■ Problem to work on:
Below is a block of records; repeat each one exactly.
## Begin Records supplied
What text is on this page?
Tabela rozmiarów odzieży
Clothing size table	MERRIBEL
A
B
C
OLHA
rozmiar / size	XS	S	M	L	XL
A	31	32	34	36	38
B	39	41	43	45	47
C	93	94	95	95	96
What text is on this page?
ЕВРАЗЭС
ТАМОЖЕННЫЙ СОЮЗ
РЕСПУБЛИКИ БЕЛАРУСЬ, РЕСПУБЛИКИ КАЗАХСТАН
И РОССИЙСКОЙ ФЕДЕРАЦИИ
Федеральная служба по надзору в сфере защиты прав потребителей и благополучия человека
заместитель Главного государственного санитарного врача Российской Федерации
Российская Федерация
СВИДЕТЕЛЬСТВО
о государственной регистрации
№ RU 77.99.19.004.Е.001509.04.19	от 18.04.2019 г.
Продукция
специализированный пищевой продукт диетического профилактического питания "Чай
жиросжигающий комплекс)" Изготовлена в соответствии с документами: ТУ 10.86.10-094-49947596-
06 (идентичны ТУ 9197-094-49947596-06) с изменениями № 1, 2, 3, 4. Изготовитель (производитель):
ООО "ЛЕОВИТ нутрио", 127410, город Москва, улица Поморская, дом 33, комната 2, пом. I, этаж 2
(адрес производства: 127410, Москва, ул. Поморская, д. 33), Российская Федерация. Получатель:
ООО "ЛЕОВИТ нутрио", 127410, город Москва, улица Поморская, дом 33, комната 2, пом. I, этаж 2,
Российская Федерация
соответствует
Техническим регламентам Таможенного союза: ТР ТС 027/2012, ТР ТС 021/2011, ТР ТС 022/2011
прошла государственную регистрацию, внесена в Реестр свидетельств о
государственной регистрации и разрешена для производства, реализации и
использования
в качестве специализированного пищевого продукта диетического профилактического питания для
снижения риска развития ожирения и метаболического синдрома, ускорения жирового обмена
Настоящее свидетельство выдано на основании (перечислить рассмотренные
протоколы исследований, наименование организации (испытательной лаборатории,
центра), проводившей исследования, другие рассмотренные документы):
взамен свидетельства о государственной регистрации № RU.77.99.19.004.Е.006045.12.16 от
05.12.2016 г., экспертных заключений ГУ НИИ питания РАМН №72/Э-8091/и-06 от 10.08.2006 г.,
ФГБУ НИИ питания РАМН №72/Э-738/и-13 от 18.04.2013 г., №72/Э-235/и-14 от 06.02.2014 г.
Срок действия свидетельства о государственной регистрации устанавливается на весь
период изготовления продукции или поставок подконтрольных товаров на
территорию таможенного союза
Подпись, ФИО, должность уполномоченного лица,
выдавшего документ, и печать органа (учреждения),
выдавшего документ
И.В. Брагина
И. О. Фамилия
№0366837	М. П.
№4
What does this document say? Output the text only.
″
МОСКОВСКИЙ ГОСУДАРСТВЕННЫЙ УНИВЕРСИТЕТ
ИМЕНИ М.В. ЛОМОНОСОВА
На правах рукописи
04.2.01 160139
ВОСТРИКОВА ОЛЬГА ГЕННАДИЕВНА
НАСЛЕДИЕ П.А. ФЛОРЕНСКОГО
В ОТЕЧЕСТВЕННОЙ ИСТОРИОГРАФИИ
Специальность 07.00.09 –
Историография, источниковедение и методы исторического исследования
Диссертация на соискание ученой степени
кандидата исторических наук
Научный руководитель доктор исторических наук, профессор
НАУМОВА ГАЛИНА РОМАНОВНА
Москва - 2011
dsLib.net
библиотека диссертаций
## End Records supplied
■ Task answer:
What text is on this page?
Tabela rozmiarów odzieży
Clothing size table	MERRIBEL
A
B
C
OLHA
rozmiar / size	XS	S	M	L	XL
A	31	32	34	36	38
B	39	41	43	45	47
C	93	94	95	95	96
What text is on this page?
ЕВРАЗЭС
ТАМОЖЕННЫЙ СОЮЗ
РЕСПУБЛИКИ БЕЛАРУСЬ, РЕСПУБЛИКИ КАЗАХСТАН
И РОССИЙСКОЙ ФЕДЕРАЦИИ
Федеральная служба по надзору в сфере защиты прав потребителей и благополучия человека
заместитель Главного государственного санитарного врача Российской Федерации
Российская Федерация
СВИДЕТЕЛЬСТВО
о государственной регистрации
№ RU 77.99.19.004.Е.001509.04.19	от 18.04.2019 г.
Продукция
специализированный пищевой продукт диетического профилактического питания "Чай
жиросжигающий комплекс)" Изготовлена в соответствии с документами: ТУ 10.86.10-094-49947596-
06 (идентичны ТУ 9197-094-49947596-06) с изменениями № 1, 2, 3, 4. Изготовитель (производитель):
ООО "ЛЕОВИТ нутрио", 127410, город Москва, улица Поморская, дом 33, комната 2, пом. I, этаж 2
(адрес производства: 127410, Москва, ул. Поморская, д. 33), Российская Федерация. Получатель:
ООО "ЛЕОВИТ нутрио", 127410, город Москва, улица Поморская, дом 33, комната 2, пом. I, этаж 2,
Российская Федерация
соответствует
Техническим регламентам Таможенного союза: ТР ТС 027/2012, ТР ТС 021/2011, ТР ТС 022/2011
прошла государственную регистрацию, внесена в Реестр свидетельств о
государственной регистрации и разрешена для производства, реализации и
использования
в качестве специализированного пищевого продукта диетического профилактического питания для
снижения риска развития ожирения и метаболического синдрома, ускорения жирового обмена
Настоящее свидетельство выдано на основании (перечислить рассмотренные
протоколы исследований, наименование организации (испытательной лаборатории,
центра), проводившей исследования, другие рассмотренные документы):
взамен свидетельства о государственной регистрации № RU.77.99.19.004.Е.006045.12.16 от
05.12.2016 г., экспертных заключений ГУ НИИ питания РАМН №72/Э-8091/и-06 от 10.08.2006 г.,
ФГБУ НИИ питания РАМН №72/Э-738/и-13 от 18.04.2013 г., №72/Э-235/и-14 от 06.02.2014 г.
Срок действия свидетельства о государственной регистрации устанавливается на весь
период изготовления продукции или поставок подконтрольных товаров на
территорию таможенного союза
Подпись, ФИО, должность уполномоченного лица,
выдавшего документ, и печать органа (учреждения),
выдавшего документ
И.В. Брагина
И. О. Фамилия
№0366837	М. П.
№4
What does this document say? Output the text only.
″
МОСКОВСКИЙ ГОСУДАРСТВЕННЫЙ УНИВЕРСИТЕТ
ИМЕНИ М.В. ЛОМОНОСОВА
На правах рукописи
04.2.01 160139
ВОСТРИКОВА ОЛЬГА ГЕННАДИЕВНА
НАСЛЕДИЕ П.А. ФЛОРЕНСКОГО
В ОТЕЧЕСТВЕННОЙ ИСТОРИОГРАФИИ
Специальность 07.00.09 –
Историография, источниковедение и методы исторического исследования
Диссертация на соискание ученой степени
кандидата исторических наук
Научный руководитель доктор исторических наук, профессор
НАУМОВА ГАЛИНА РОМАНОВНА
Москва - 2011
dsLib.net
библиотека диссертаций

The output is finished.